Trecho selecionado:
============================================================
Cristianismo. Livro Imitação
de Cristo. Por Tomás de Kempis (1380-1471). AVISOS UTÉIS PARA A VIDA
ESPIRITUAL. Parte III. 7. Deve-se fugir da vã esperança e da vã soberba.
Insensato é quem põe sua esperança nos homens ou nas criaturas. Não te
envergonhes de servir aos outros por Jesus Cristo e ser tido como pobre neste
mundo. Não confies em ti mesmo, mas põe em Deus tua esperança. Faze de tua
parte o que puderes, e Deus ajudará tua boa vontade. Não confies em tua
ciência, nem na sagacidade de qualquer vivente, mas antes na graça de Deus, que
ajuda os humildes e abate os presunçosos. Se tens riquezas, não te glories
delas, nem dos amigos, por serem poderosos. Senão em Deus, que dá tudo e, além
de tudo, deseja dar-se a si mesmo. Não te desvaneças com a robustez ou
formosura de teu corpo, que com pequena enfermidade se quebranta e desfigura.
============================================================
Tarefas e exercícios:
• A. Segundo o trecho da Imitação de Cristo, a quem ajuda a graça de Deus?
• B. Traduza para o inglês esta frase do trecho da Imitação de Cristo: "Faze de tua parte o que puderes, e Deus ajudará tua boa vontade."
• C. Por favor, reescreva em forma de lista o parágrafo do trecho da Imitação de Cristo que começa por "Insensato é quem põe sua esperança", mantendo as ideias principais.
============================================================
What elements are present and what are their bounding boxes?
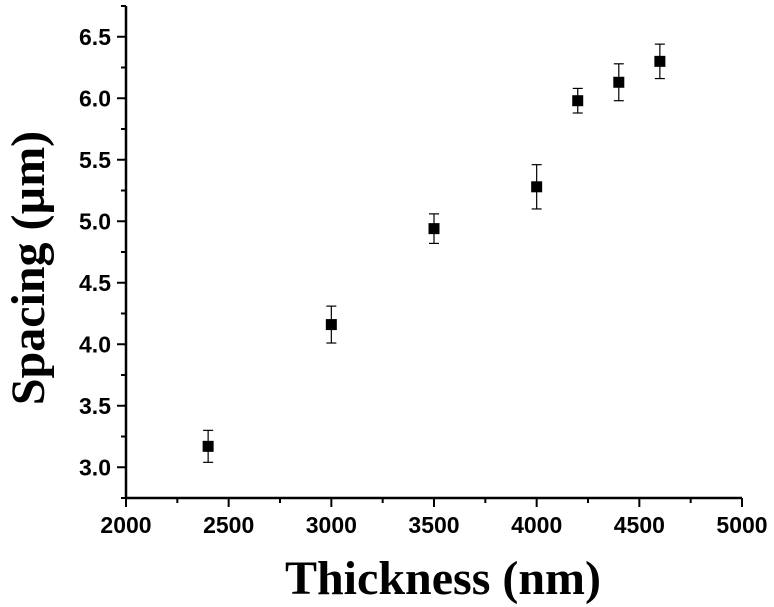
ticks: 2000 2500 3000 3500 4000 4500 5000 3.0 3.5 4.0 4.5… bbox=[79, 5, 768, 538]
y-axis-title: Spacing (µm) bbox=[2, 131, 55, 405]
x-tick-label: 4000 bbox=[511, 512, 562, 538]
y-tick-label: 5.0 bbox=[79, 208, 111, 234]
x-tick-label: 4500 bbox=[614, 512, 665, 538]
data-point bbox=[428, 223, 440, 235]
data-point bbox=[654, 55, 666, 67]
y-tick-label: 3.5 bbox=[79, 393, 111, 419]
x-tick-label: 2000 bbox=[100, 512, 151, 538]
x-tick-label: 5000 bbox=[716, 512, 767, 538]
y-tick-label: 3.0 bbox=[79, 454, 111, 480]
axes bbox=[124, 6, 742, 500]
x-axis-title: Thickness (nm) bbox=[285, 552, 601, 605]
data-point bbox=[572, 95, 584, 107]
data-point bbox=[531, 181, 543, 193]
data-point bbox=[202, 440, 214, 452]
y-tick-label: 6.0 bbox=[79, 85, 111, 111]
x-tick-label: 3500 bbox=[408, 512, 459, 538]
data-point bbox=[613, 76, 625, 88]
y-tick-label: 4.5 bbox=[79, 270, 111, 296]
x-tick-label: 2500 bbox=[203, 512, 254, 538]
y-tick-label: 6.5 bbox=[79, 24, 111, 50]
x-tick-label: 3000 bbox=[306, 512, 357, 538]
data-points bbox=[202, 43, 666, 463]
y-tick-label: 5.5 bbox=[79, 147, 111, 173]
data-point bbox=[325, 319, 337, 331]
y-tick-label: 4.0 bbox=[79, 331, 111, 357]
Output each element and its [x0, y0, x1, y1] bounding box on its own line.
============================================================
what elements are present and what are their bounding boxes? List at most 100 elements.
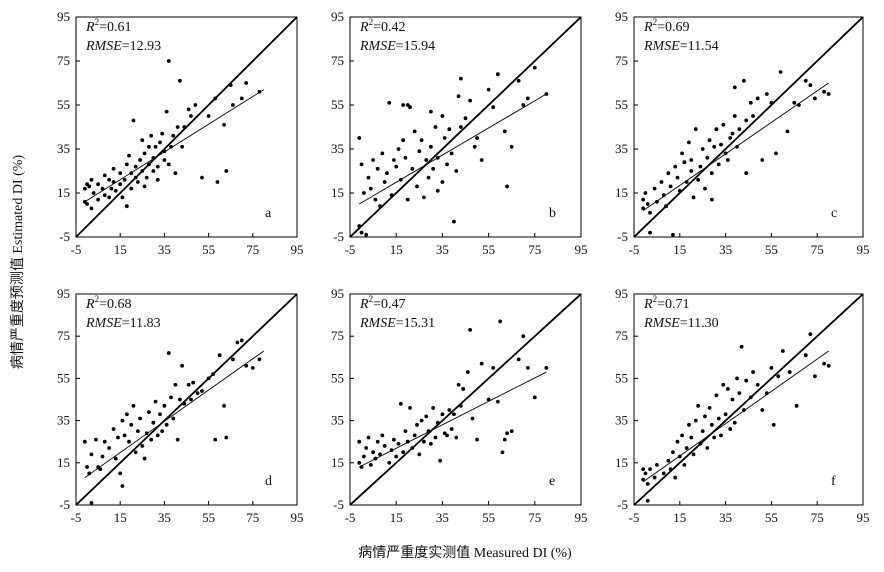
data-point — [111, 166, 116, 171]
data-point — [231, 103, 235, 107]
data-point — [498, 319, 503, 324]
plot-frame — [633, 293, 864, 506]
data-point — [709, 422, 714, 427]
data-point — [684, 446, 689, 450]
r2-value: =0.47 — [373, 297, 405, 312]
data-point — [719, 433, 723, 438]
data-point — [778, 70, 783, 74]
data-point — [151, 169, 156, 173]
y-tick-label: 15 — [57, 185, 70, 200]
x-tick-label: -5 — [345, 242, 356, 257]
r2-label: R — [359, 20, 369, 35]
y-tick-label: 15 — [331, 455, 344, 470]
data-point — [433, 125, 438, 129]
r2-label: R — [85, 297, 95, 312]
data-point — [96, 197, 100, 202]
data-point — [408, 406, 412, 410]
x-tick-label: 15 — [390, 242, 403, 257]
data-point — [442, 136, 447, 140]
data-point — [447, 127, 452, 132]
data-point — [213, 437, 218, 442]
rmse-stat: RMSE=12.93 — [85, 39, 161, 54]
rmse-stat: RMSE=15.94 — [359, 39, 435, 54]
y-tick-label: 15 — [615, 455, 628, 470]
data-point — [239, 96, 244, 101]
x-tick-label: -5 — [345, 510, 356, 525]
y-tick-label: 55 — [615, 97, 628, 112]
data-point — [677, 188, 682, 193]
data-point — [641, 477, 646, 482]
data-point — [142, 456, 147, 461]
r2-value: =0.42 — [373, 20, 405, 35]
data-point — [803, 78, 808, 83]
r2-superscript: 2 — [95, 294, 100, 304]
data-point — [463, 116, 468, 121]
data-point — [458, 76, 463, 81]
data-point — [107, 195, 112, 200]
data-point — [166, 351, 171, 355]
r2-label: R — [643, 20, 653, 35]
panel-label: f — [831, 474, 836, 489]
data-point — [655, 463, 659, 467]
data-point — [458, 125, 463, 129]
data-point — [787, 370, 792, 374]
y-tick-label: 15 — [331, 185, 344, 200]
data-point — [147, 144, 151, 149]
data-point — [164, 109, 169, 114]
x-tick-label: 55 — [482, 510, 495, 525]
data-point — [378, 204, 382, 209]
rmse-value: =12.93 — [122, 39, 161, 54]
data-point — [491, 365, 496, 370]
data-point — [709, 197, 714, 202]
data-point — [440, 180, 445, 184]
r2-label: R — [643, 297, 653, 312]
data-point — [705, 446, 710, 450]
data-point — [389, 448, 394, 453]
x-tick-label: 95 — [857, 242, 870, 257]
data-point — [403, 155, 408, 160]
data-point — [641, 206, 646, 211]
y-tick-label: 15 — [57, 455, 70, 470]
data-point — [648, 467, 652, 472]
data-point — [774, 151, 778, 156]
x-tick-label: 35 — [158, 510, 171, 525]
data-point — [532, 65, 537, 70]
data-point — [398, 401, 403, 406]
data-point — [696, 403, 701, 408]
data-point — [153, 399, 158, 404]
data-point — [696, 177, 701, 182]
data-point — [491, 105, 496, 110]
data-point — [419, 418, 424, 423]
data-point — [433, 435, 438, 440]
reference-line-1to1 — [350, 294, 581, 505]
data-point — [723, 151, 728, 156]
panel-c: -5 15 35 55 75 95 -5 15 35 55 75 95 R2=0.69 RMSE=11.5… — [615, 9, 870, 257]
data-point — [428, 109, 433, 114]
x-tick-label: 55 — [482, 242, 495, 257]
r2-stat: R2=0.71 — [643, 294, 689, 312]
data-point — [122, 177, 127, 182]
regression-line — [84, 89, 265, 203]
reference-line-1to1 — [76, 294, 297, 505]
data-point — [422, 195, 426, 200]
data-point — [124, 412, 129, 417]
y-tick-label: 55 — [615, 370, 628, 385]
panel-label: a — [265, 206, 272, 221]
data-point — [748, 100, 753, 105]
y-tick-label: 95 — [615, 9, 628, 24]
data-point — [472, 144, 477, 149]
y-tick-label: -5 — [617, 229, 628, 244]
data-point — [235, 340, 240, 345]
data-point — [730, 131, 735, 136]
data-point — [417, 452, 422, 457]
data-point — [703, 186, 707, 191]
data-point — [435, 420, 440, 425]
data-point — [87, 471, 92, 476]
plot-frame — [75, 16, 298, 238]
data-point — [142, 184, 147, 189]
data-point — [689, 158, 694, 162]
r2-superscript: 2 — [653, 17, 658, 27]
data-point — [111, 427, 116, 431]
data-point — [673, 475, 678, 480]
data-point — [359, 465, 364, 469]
============================================================
As respostas:
• A. Aos humildes.

• B. Do what you can on your part, and God will help your good will.

• C.
- É insensato pôr a esperança nos homens ou nas criaturas.
- Não se envergonhar de servir aos outros por Jesus Cristo nem de ser tido como pobre neste mundo.
- Pôr a esperança em Deus, e não em si mesmo.
- Fazer o que se pode, pois Deus ajudará a boa vontade.
- Confiar na graça de Deus, que ajuda os humildes e abate os presunçosos, e não na própria ciência nem na sagacidade de qualquer vivente.
- Não se gloriar das riquezas nem de amigos poderosos, mas em Deus, que dá tudo e deseja dar-se a si mesmo.
- Não se envaidecer com a robustez ou a formosura do corpo, que uma pequena enfermidade quebranta e desfigura.